-- start Data supplied --

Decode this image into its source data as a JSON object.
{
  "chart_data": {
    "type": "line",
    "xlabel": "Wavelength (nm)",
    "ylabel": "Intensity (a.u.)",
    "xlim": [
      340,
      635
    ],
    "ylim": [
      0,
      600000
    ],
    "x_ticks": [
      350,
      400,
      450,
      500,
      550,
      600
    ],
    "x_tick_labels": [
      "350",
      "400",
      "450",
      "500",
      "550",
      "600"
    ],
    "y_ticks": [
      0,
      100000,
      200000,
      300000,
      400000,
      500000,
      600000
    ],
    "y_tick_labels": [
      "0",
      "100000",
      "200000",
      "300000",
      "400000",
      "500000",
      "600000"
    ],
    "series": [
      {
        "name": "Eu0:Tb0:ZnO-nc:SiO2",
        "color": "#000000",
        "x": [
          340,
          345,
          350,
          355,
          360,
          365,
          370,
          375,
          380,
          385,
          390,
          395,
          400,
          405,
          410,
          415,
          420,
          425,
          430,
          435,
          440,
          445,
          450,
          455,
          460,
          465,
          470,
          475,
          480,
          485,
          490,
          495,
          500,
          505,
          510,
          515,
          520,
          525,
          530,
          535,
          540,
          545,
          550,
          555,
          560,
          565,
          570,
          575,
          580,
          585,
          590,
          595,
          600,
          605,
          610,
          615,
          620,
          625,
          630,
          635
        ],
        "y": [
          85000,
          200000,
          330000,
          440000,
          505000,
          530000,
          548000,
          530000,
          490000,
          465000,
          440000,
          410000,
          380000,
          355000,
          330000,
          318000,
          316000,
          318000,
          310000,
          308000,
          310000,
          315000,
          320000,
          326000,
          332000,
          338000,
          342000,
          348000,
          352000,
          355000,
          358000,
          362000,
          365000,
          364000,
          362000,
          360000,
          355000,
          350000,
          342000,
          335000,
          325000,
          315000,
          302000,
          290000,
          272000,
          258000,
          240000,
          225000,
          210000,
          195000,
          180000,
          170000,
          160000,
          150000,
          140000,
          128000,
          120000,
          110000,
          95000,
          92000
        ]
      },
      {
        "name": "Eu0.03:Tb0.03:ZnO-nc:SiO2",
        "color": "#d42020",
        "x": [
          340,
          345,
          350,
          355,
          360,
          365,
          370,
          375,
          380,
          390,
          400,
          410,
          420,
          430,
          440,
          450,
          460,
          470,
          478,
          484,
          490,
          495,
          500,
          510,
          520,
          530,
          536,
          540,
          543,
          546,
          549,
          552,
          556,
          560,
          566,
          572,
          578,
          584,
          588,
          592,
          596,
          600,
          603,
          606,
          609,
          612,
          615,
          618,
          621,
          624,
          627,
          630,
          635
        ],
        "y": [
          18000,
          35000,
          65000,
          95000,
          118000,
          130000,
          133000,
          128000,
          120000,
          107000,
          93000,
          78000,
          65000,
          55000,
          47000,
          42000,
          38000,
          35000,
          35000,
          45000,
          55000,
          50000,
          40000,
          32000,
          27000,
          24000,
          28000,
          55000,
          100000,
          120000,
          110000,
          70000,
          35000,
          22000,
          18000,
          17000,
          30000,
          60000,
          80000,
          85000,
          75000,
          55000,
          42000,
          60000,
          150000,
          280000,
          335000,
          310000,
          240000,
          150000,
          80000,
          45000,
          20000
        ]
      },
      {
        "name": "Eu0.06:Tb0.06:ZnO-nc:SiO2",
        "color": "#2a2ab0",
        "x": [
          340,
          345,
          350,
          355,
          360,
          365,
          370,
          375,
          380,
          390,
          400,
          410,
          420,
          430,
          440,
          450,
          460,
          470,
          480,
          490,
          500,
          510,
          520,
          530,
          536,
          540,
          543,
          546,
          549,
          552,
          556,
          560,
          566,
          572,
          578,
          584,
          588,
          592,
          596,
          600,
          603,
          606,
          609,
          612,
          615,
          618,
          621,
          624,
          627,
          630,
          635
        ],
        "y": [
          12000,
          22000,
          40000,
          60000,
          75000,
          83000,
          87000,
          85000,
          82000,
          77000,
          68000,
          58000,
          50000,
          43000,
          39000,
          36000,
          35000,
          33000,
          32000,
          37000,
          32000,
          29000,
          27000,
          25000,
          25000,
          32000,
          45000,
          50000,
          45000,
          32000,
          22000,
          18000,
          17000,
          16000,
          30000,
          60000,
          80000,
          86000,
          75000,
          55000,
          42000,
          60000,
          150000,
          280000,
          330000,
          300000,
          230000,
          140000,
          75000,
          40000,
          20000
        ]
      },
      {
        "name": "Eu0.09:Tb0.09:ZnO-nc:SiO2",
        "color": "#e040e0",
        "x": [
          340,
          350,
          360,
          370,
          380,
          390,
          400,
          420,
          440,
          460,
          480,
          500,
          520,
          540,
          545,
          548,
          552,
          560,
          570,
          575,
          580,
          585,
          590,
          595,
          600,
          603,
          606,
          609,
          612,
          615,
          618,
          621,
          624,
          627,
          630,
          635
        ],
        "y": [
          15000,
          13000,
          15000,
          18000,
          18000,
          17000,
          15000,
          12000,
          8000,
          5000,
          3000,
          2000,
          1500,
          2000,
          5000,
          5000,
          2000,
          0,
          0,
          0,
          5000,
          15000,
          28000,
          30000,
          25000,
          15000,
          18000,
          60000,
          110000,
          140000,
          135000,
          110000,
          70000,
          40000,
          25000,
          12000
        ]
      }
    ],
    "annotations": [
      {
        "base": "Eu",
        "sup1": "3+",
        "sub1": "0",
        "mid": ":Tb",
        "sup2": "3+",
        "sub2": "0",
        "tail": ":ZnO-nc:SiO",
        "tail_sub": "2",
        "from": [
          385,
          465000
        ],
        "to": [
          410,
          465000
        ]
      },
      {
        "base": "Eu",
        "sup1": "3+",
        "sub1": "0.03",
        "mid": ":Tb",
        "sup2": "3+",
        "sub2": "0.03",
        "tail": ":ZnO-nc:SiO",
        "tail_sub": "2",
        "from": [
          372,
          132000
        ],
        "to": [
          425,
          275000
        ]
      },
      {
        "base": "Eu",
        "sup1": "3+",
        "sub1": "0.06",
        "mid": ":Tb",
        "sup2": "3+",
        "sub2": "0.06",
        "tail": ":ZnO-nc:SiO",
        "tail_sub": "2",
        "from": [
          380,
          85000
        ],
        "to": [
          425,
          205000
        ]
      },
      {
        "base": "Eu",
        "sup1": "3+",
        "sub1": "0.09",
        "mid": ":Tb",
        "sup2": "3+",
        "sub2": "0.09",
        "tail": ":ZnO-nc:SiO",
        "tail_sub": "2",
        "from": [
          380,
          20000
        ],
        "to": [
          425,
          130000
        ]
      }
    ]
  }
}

-- end Data supplied --

▶ **Task goal**
From the material, report only how many lines include the word "name".

▶ **Expected output**
4